ENTRIES:

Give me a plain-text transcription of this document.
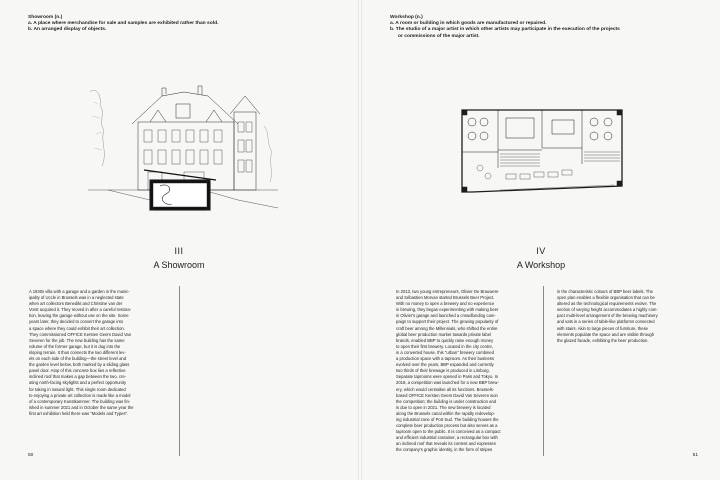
Showroom (n.)
a. A place where merchandise for sale and samples are exhibited rather than sold.
b. An arranged display of objects.
III
A Showroom
A 1930s villa with a garage and a garden in the munic-
ipality of Uccle in Brussels was in a neglected state
when art collectors Benedikt and Christine van der
Vorst acquired it. They moved in after a careful restora-
tion, leaving the garage without use on the site. Some
years later, they decided to convert the garage into
a space where they could exhibit their art collection.
They commissioned OFFICE Kersten Geers David Van
Severen for the job. The new building has the same
volume of the former garage, but it is dug into the
sloping terrain. It thus connects the two different lev-
els on each side of the building—the street level and
the garden level below, both marked by a sliding glass
panel door. Atop of this concrete box lies a reflective
inclined roof that makes a gap between the two, cre-
ating north-facing skylights and a perfect opportunity
for taking in natural light. This single room dedicated
to enjoying a private art collection is made like a model
of a contemporary Kunstkammer. The building was fin-
ished in summer 2021 and in October the same year the
first art exhibition held there was "Models and Types".
50
Workshop (n.)
a. A room or building in which goods are manufactured or repaired.
b. The studio of a major artist in which other artists may participate in the execution of the projects
or commissions of the major artist.
IV
A Workshop
In 2013, two young entrepreneurs, Olivier De Brauwere
and Sébastien Morvan started Brussels Beer Project.
With no money to open a brewery and no experience
in brewing, they began experimenting with making beer
in Olivier's garage and launched a crowdfunding cam-
paign to support their project. The growing popularity of
craft beer among the Millennials, who shifted the entire
global beer production market towards private label
brands, enabled BBP to quickly raise enough money
to open their first brewery. Located in the city centre,
in a converted house, this "urban" brewery combined
a production space with a taproom. As their business
evolved over the years, BBP expanded and currently
two thirds of their brewage is produced in Limburg.
Separate taprooms were opened in Paris and Tokyo. In
2018, a competition was launched for a new BBP brew-
ery, which would centralise all its functions. Brussels-
based OFFICE Kersten Geers David Van Severen won
the competition; the building is under construction and
is due to open in 2021. The new brewery is located
along the Brussels canal within the rapidly redevelop-
ing industrial zone of Port Sud. The building houses the
complete beer production process but also serves as a
taproom open to the public. It is conceived as a compact
and efficient industrial container, a rectangular box with
an inclined roof that reveals its content and expresses
the company's graphic identity, in the form of stripes
in the characteristic colours of BBP beer labels. The
open plan enables a flexible organisation that can be
altered as the technological requirements evolve. The
section of varying height accommodates a highly com-
pact multi-level arrangement of the brewing machinery
and vats in a series of table-like platforms connected
with stairs. Akin to large pieces of furniture, these
elements populate the space and are visible through
the glazed facade, exhibiting the beer production.
51
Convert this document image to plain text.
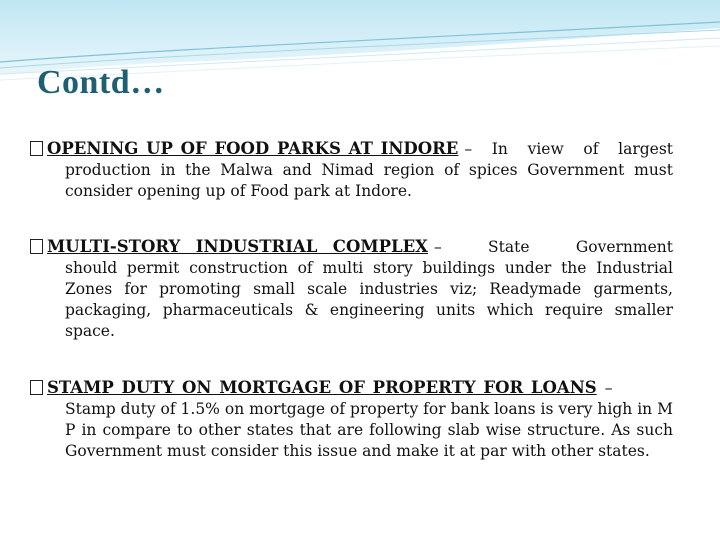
Contd…
OPENING UP OF FOOD PARKS AT INDORE – In view of largest
production in the Malwa and Nimad region of spices Government must consider opening up of Food park at Indore.
MULTI-STORY  INDUSTRIAL  COMPLEX – State Government
should permit construction of multi story buildings under the Industrial Zones for promoting small scale industries viz; Readymade garments, packaging, pharmaceuticals & engineering units which require smaller space.
STAMP DUTY ON MORTGAGE OF PROPERTY FOR LOANS –
Stamp duty of 1.5% on mortgage of property for bank loans is very high in M P in compare to other states that are following slab wise structure. As such Government must consider this issue and make it at par with other states.
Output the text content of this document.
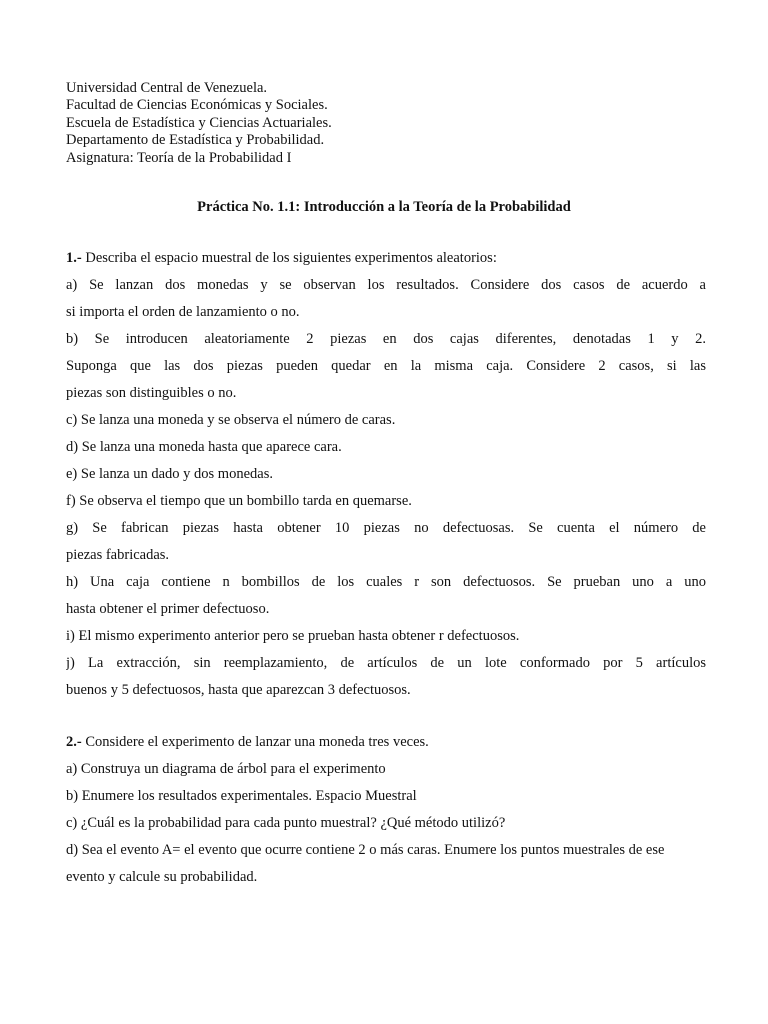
Universidad Central de Venezuela.
Facultad de Ciencias Económicas y Sociales.
Escuela de Estadística y Ciencias Actuariales.
Departamento de Estadística y Probabilidad.
Asignatura: Teoría de la Probabilidad I
Práctica No. 1.1: Introducción a la Teoría de la Probabilidad
1.- Describa el espacio muestral de los siguientes experimentos aleatorios:
a) Se lanzan dos monedas y se observan los resultados. Considere dos casos de acuerdo a
si importa el orden de lanzamiento o no.
b) Se introducen aleatoriamente 2 piezas en dos cajas diferentes, denotadas 1 y 2.
Suponga que las dos piezas pueden quedar en la misma caja. Considere 2 casos, si las
piezas son distinguibles o no.
c) Se lanza una moneda y se observa el número de caras.
d) Se lanza una moneda hasta que aparece cara.
e) Se lanza un dado y dos monedas.
f) Se observa el tiempo que un bombillo tarda en quemarse.
g) Se fabrican piezas hasta obtener 10 piezas no defectuosas. Se cuenta el número de
piezas fabricadas.
h) Una caja contiene n bombillos de los cuales r son defectuosos. Se prueban uno a uno
hasta obtener el primer defectuoso.
i) El mismo experimento anterior pero se prueban hasta obtener r defectuosos.
j) La extracción, sin reemplazamiento, de artículos de un lote conformado por 5 artículos
buenos y 5 defectuosos, hasta que aparezcan 3 defectuosos.
2.- Considere el experimento de lanzar una moneda tres veces.
a) Construya un diagrama de árbol para el experimento
b) Enumere los resultados experimentales. Espacio Muestral
c) ¿Cuál es la probabilidad para cada punto muestral? ¿Qué método utilizó?
d) Sea el evento A= el evento que ocurre contiene 2 o más caras. Enumere los puntos muestrales de ese
evento y calcule su probabilidad.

GIVEN EXERCISE: Filter the entries above down to the lines containing the word "resultados".

SOLUTION TO THIS PROBLEM:
a) Se lanzan dos monedas y se observan los resultados. Considere dos casos de acuerdo a
b) Enumere los resultados experimentales. Espacio Muestral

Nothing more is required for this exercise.